#### [Prompt]
Only the pictures are omitted; repeat all other data exactly.

#### [Listing]
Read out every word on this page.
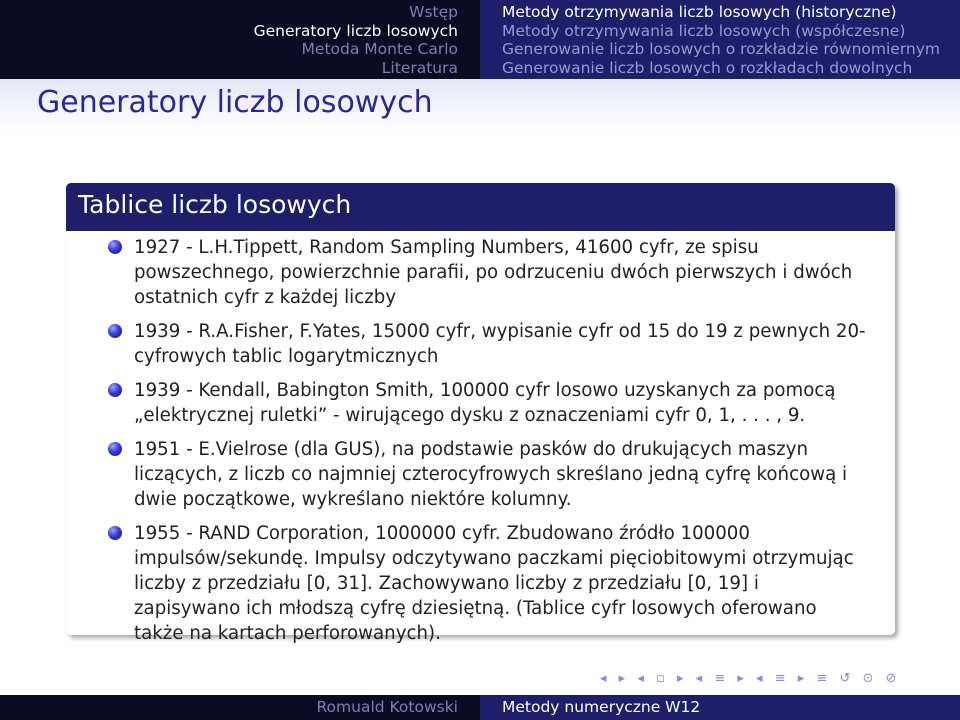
Wstęp
Generatory liczb losowych
Metoda Monte Carlo
Literatura
Metody otrzymywania liczb losowych (historyczne)
Metody otrzymywania liczb losowych (współczesne)
Generowanie liczb losowych o rozkładzie równomiernym
Generowanie liczb losowych o rozkładach dowolnych
Generatory liczb losowych
Tablice liczb losowych
1927 - L.H.Tippett, Random Sampling Numbers, 41600 cyfr, ze spisu powszechnego, powierzchnie parafii, po odrzuceniu dwóch pierwszych i dwóch ostatnich cyfr z każdej liczby
1939 - R.A.Fisher, F.Yates, 15000 cyfr, wypisanie cyfr od 15 do 19 z pewnych 20-cyfrowych tablic logarytmicznych
1939 - Kendall, Babington Smith, 100000 cyfr losowo uzyskanych za pomocą „elektrycznej ruletki” - wirującego dysku z oznaczeniami cyfr 0, 1, . . . , 9.
1951 - E.Vielrose (dla GUS), na podstawie pasków do drukujących maszyn liczących, z liczb co najmniej czterocyfrowych skreślano jedną cyfrę końcową i dwie początkowe, wykreślano niektóre kolumny.
1955 - RAND Corporation, 1000000 cyfr. Zbudowano źródło 100000 impulsów/sekundę. Impulsy odczytywano paczkami pięciobitowymi otrzymując liczby z przedziału [0, 31]. Zachowywano liczby z przedziału [0, 19] i zapisywano ich młodszą cyfrę dziesiętną. (Tablice cyfr losowych oferowano także na kartach perforowanych).
◂ ▸ ◂ ▫ ▸ ◂ ≡ ▸ ◂ ≡ ▸ ≡ ↺ ⊙ ⊘
Romuald Kotowski	Metody numeryczne W12
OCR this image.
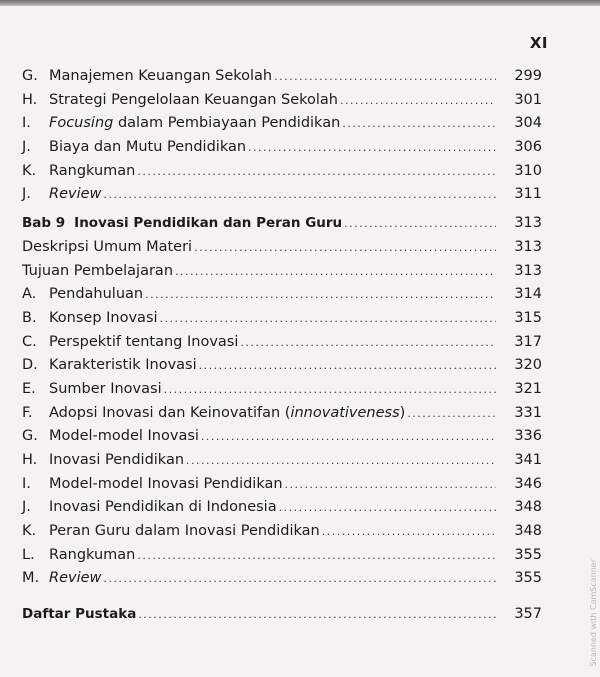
XI
G. Manajemen Keuangan Sekolah .....	299
H. Strategi Pengelolaan Keuangan Sekolah .....	301
I.	Focusing dalam Pembiayaan Pendidikan .....	304
J.	Biaya dan Mutu Pendidikan .....	306
K. Rangkuman .....	310
J.	Review .....	311
Bab 9 Inovasi Pendidikan dan Peran Guru .....	313
Deskripsi Umum Materi .....	313
Tujuan Pembelajaran .....	313
A. Pendahuluan .....	314
B. Konsep Inovasi .....	315
C. Perspektif tentang Inovasi .....	317
D. Karakteristik Inovasi .....	320
E. Sumber Inovasi .....	321
F.	Adopsi Inovasi dan Keinovatifan (innovativeness) .....	331
G. Model-model Inovasi .....	336
H. Inovasi Pendidikan .....	341
I.	Model-model Inovasi Pendidikan .....	346
J.	Inovasi Pendidikan di Indonesia .....	348
K. Peran Guru dalam Inovasi Pendidikan .....	348
L. Rangkuman .....	355
M. Review .....	355
Daftar Pustaka .....	357	Scanned with CamScanner
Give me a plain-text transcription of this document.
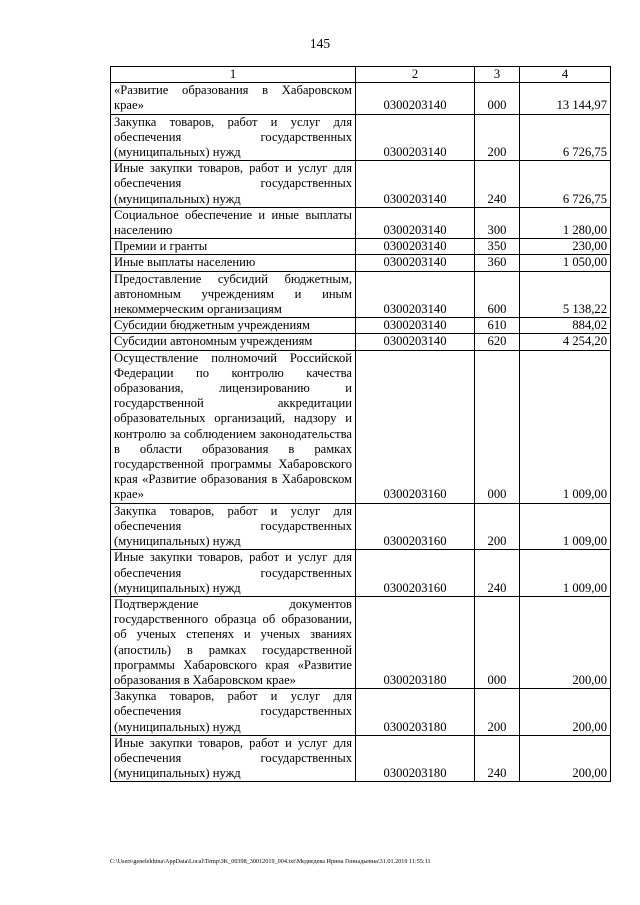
145
1	2	3	4
«Развитие образования в Хабаровском крае»	0300203140	000	13 144,97
Закупка товаров, работ и услуг для обеспечения государственных (муниципальных) нужд	0300203140	200	6 726,75
Иные закупки товаров, работ и услуг для обеспечения государственных (муниципальных) нужд	0300203140	240	6 726,75
Социальное обеспечение и иные выплаты населению	0300203140	300	1 280,00
Премии и гранты	0300203140	350	230,00
Иные выплаты населению	0300203140	360	1 050,00
Предоставление субсидий бюджетным, автономным учреждениям и иным некоммерческим организациям	0300203140	600	5 138,22
Субсидии бюджетным учреждениям	0300203140	610	884,02
Субсидии автономным учреждениям	0300203140	620	4 254,20
Осуществление полномочий Российской Федерации по контролю качества образования, лицензированию и государственной аккредитации образовательных организаций, надзору и контролю за соблюдением законодательства в области образования в рамках государственной программы Хабаровского края «Развитие образования в Хабаровском крае»	0300203160	000	1 009,00
Закупка товаров, работ и услуг для обеспечения государственных (муниципальных) нужд	0300203160	200	1 009,00
Иные закупки товаров, работ и услуг для обеспечения государственных (муниципальных) нужд	0300203160	240	1 009,00
Подтверждение документов государственного образца об образовании, об ученых степенях и ученых званиях (апостиль) в рамках государственной программы Хабаровского края «Развитие образования в Хабаровском крае»	0300203180	000	200,00
Закупка товаров, работ и услуг для обеспечения государственных (муниципальных) нужд	0300203180	200	200,00
Иные закупки товаров, работ и услуг для обеспечения государственных (муниципальных) нужд	0300203180	240	200,00
C:\Users\genelekhina\AppData\Local\Temp\3K_00398_30012019_004.txt\Медведева Ирина Геннадьевна\31.01.2019 11:55:11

#### [The answer]
Read out every word on this page.
Wstęp
Generatory liczb losowych
Metoda Monte Carlo
Literatura
Metody otrzymywania liczb losowych (historyczne)
Metody otrzymywania liczb losowych (współczesne)
Generowanie liczb losowych o rozkładzie równomiernym
Generowanie liczb losowych o rozkładach dowolnych
Generatory liczb losowych
Tablice liczb losowych
1927 - L.H.Tippett, Random Sampling Numbers, 41600 cyfr, ze spisu powszechnego, powierzchnie parafii, po odrzuceniu dwóch pierwszych i dwóch ostatnich cyfr z każdej liczby
1939 - R.A.Fisher, F.Yates, 15000 cyfr, wypisanie cyfr od 15 do 19 z pewnych 20-cyfrowych tablic logarytmicznych
1939 - Kendall, Babington Smith, 100000 cyfr losowo uzyskanych za pomocą „elektrycznej ruletki” - wirującego dysku z oznaczeniami cyfr 0, 1, . . . , 9.
1951 - E.Vielrose (dla GUS), na podstawie pasków do drukujących maszyn liczących, z liczb co najmniej czterocyfrowych skreślano jedną cyfrę końcową i dwie początkowe, wykreślano niektóre kolumny.
1955 - RAND Corporation, 1000000 cyfr. Zbudowano źródło 100000 impulsów/sekundę. Impulsy odczytywano paczkami pięciobitowymi otrzymując liczby z przedziału [0, 31]. Zachowywano liczby z przedziału [0, 19] i zapisywano ich młodszą cyfrę dziesiętną. (Tablice cyfr losowych oferowano także na kartach perforowanych).
◂ ▸ ◂ ▫ ▸ ◂ ≡ ▸ ◂ ≡ ▸ ≡ ↺ ⊙ ⊘
Romuald Kotowski	Metody numeryczne W12
OCR this image.
XI
G. Manajemen Keuangan Sekolah .....	299
H. Strategi Pengelolaan Keuangan Sekolah .....	301
I.	Focusing dalam Pembiayaan Pendidikan .....	304
J.	Biaya dan Mutu Pendidikan .....	306
K. Rangkuman .....	310
J.	Review .....	311
Bab 9 Inovasi Pendidikan dan Peran Guru .....	313
Deskripsi Umum Materi .....	313
Tujuan Pembelajaran .....	313
A. Pendahuluan .....	314
B. Konsep Inovasi .....	315
C. Perspektif tentang Inovasi .....	317
D. Karakteristik Inovasi .....	320
E. Sumber Inovasi .....	321
F.	Adopsi Inovasi dan Keinovatifan (innovativeness) .....	331
G. Model-model Inovasi .....	336
H. Inovasi Pendidikan .....	341
I.	Model-model Inovasi Pendidikan .....	346
J.	Inovasi Pendidikan di Indonesia .....	348
K. Peran Guru dalam Inovasi Pendidikan .....	348
L. Rangkuman .....	355
M. Review .....	355
Daftar Pustaka .....	357	Scanned with CamScanner
Give me a plain-text transcription of this document.
145
1	2	3	4
«Развитие образования в Хабаровском крае»	0300203140	000	13 144,97
Закупка товаров, работ и услуг для обеспечения государственных (муниципальных) нужд	0300203140	200	6 726,75
Иные закупки товаров, работ и услуг для обеспечения государственных (муниципальных) нужд	0300203140	240	6 726,75
Социальное обеспечение и иные выплаты населению	0300203140	300	1 280,00
Премии и гранты	0300203140	350	230,00
Иные выплаты населению	0300203140	360	1 050,00
Предоставление субсидий бюджетным, автономным учреждениям и иным некоммерческим организациям	0300203140	600	5 138,22
Субсидии бюджетным учреждениям	0300203140	610	884,02
Субсидии автономным учреждениям	0300203140	620	4 254,20
Осуществление полномочий Российской Федерации по контролю качества образования, лицензированию и государственной аккредитации образовательных организаций, надзору и контролю за соблюдением законодательства в области образования в рамках государственной программы Хабаровского края «Развитие образования в Хабаровском крае»	0300203160	000	1 009,00
Закупка товаров, работ и услуг для обеспечения государственных (муниципальных) нужд	0300203160	200	1 009,00
Иные закупки товаров, работ и услуг для обеспечения государственных (муниципальных) нужд	0300203160	240	1 009,00
Подтверждение документов государственного образца об образовании, об ученых степенях и ученых званиях (апостиль) в рамках государственной программы Хабаровского края «Развитие образования в Хабаровском крае»	0300203180	000	200,00
Закупка товаров, работ и услуг для обеспечения государственных (муниципальных) нужд	0300203180	200	200,00
Иные закупки товаров, работ и услуг для обеспечения государственных (муниципальных) нужд	0300203180	240	200,00
C:\Users\genelekhina\AppData\Local\Temp\3K_00398_30012019_004.txt\Медведева Ирина Геннадьевна\31.01.2019 11:55:11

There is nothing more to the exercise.